Your goal —
Reproduce every line of the material below without alteration, omitting the pictures.

Spatial layout data —
:::::
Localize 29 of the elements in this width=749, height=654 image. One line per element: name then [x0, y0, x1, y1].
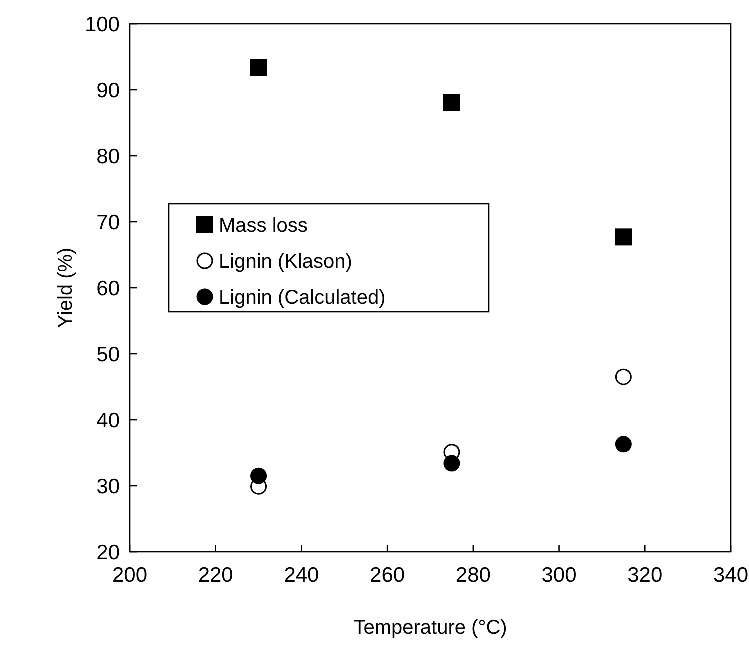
point [615, 436, 632, 453]
point [615, 368, 632, 386]
x-tick-label: 240 [284, 564, 320, 587]
x-tick-label: 340 [713, 564, 749, 587]
point [250, 468, 268, 484]
y-tick-label: 20 [96, 541, 120, 564]
legend-label: Lignin (Klason) [219, 251, 352, 273]
y-tick-label: 90 [96, 79, 120, 102]
point [250, 59, 268, 76]
point [443, 94, 460, 112]
point [615, 228, 632, 246]
y-tick-label: 40 [96, 409, 120, 432]
y-tick-label: 70 [96, 211, 120, 234]
x-tick-label: 280 [456, 564, 491, 587]
x-tick-label: 220 [198, 564, 234, 587]
x-tick-label: 260 [370, 564, 406, 587]
x-tick-label: 300 [542, 564, 577, 587]
x-tick-label: 320 [628, 564, 663, 587]
y-axis-title: Yield (%) [55, 248, 77, 328]
legend-label: Mass loss [219, 215, 308, 237]
x-axis-title: Temperature (°C) [354, 617, 508, 639]
y-tick-label: 100 [84, 13, 120, 36]
y-tick-label: 50 [96, 343, 120, 366]
y-tick-label: 80 [96, 145, 120, 168]
y-tick-label: 30 [96, 475, 120, 498]
y-tick-label: 60 [96, 277, 120, 300]
x-tick-label: 200 [112, 564, 148, 587]
legend-label: Lignin (Calculated) [219, 287, 386, 309]
point [444, 455, 460, 472]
:::::
Output —
Localize 29 of the elements in this width=749, height=654 image. One line per element: name then [x0, y0, x1, y1].
point [615, 436, 632, 453]
point [615, 368, 632, 386]
x-tick-label: 240 [284, 564, 320, 587]
x-tick-label: 340 [713, 564, 749, 587]
point [250, 468, 268, 484]
y-tick-label: 20 [96, 541, 120, 564]
legend-label: Lignin (Klason) [219, 251, 352, 273]
y-tick-label: 90 [96, 79, 120, 102]
point [250, 59, 268, 76]
point [443, 94, 460, 112]
point [615, 228, 632, 246]
y-tick-label: 40 [96, 409, 120, 432]
y-tick-label: 70 [96, 211, 120, 234]
x-tick-label: 280 [456, 564, 491, 587]
x-tick-label: 220 [198, 564, 234, 587]
x-tick-label: 260 [370, 564, 406, 587]
x-tick-label: 300 [542, 564, 577, 587]
x-tick-label: 320 [628, 564, 663, 587]
y-axis-title: Yield (%) [55, 248, 77, 328]
legend-label: Mass loss [219, 215, 308, 237]
x-axis-title: Temperature (°C) [354, 617, 508, 639]
y-tick-label: 100 [84, 13, 120, 36]
y-tick-label: 50 [96, 343, 120, 366]
y-tick-label: 80 [96, 145, 120, 168]
y-tick-label: 30 [96, 475, 120, 498]
y-tick-label: 60 [96, 277, 120, 300]
x-tick-label: 200 [112, 564, 148, 587]
legend-label: Lignin (Calculated) [219, 287, 386, 309]
point [444, 455, 460, 472]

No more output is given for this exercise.